__Objective__
All the data below goes into the copy word for word, but the pictures don't.

__Extracted data__
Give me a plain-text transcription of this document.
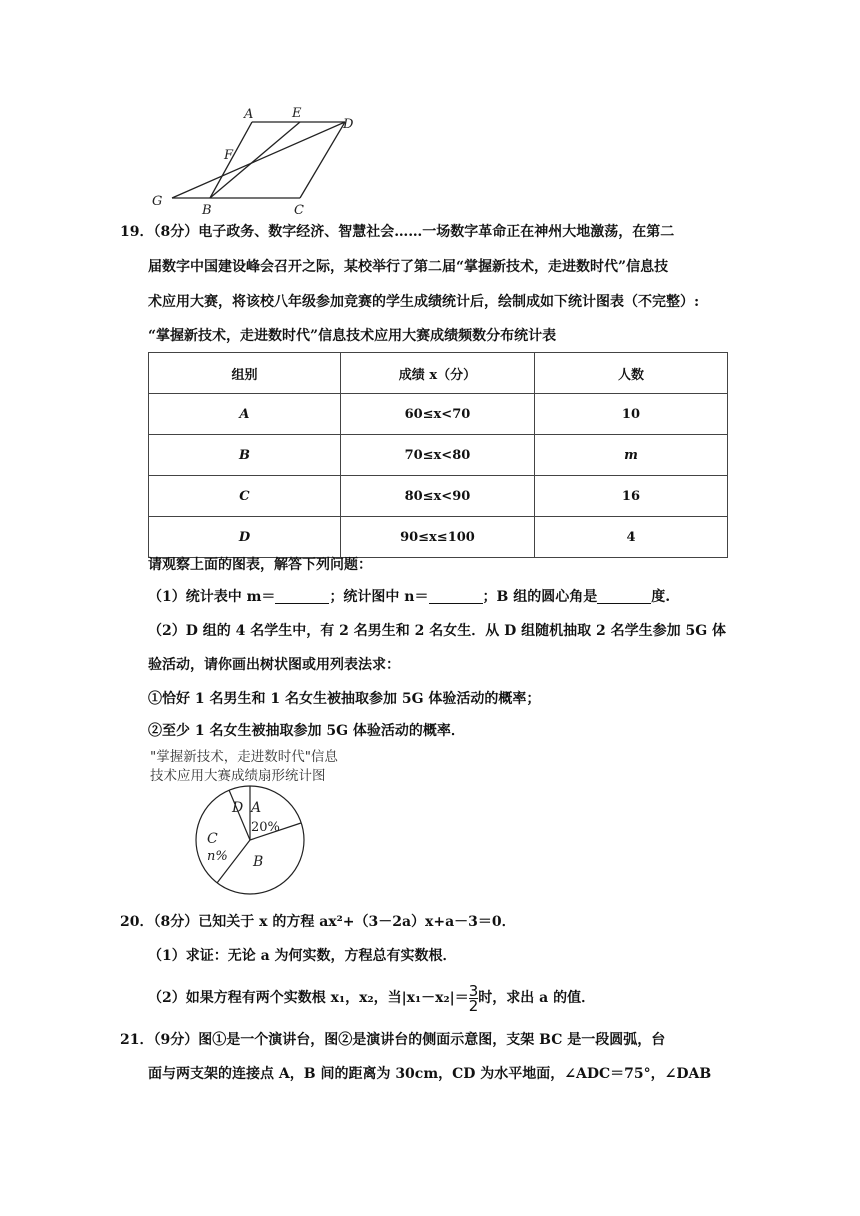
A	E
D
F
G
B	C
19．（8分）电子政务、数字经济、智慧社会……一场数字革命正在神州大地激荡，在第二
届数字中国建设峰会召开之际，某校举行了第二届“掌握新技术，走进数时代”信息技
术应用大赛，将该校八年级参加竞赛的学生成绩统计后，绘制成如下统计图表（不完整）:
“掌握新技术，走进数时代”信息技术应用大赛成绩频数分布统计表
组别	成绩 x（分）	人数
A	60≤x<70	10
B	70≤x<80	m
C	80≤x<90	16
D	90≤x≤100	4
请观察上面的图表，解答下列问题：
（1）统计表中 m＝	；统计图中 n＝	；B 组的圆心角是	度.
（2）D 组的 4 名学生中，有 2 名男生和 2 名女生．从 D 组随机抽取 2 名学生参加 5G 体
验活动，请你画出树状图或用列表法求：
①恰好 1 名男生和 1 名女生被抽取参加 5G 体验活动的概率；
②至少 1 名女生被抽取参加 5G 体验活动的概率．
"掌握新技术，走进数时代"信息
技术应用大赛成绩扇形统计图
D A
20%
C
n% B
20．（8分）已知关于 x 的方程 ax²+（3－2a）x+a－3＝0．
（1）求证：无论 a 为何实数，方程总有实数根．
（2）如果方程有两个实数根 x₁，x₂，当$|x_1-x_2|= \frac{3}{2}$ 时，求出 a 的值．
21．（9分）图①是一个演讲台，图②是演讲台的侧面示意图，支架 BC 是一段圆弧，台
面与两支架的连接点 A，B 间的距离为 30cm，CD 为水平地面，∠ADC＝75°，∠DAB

__Complete output__
Give me a plain-text transcription of this document.
A	E
D
F
G
B	C
19．（8分）电子政务、数字经济、智慧社会……一场数字革命正在神州大地激荡，在第二
届数字中国建设峰会召开之际，某校举行了第二届“掌握新技术，走进数时代”信息技
术应用大赛，将该校八年级参加竞赛的学生成绩统计后，绘制成如下统计图表（不完整）:
“掌握新技术，走进数时代”信息技术应用大赛成绩频数分布统计表
组别	成绩 x（分）	人数
A	60≤x<70	10
B	70≤x<80	m
C	80≤x<90	16
D	90≤x≤100	4
请观察上面的图表，解答下列问题：
（1）统计表中 m＝	；统计图中 n＝	；B 组的圆心角是	度.
（2）D 组的 4 名学生中，有 2 名男生和 2 名女生．从 D 组随机抽取 2 名学生参加 5G 体
验活动，请你画出树状图或用列表法求：
①恰好 1 名男生和 1 名女生被抽取参加 5G 体验活动的概率；
②至少 1 名女生被抽取参加 5G 体验活动的概率．
"掌握新技术，走进数时代"信息
技术应用大赛成绩扇形统计图
D A
20%
C
n% B
20．（8分）已知关于 x 的方程 ax²+（3－2a）x+a－3＝0．
（1）求证：无论 a 为何实数，方程总有实数根．
（2）如果方程有两个实数根 x₁，x₂，当$|x_1-x_2|= \frac{3}{2}$ 时，求出 a 的值．
21．（9分）图①是一个演讲台，图②是演讲台的侧面示意图，支架 BC 是一段圆弧，台
面与两支架的连接点 A，B 间的距离为 30cm，CD 为水平地面，∠ADC＝75°，∠DAB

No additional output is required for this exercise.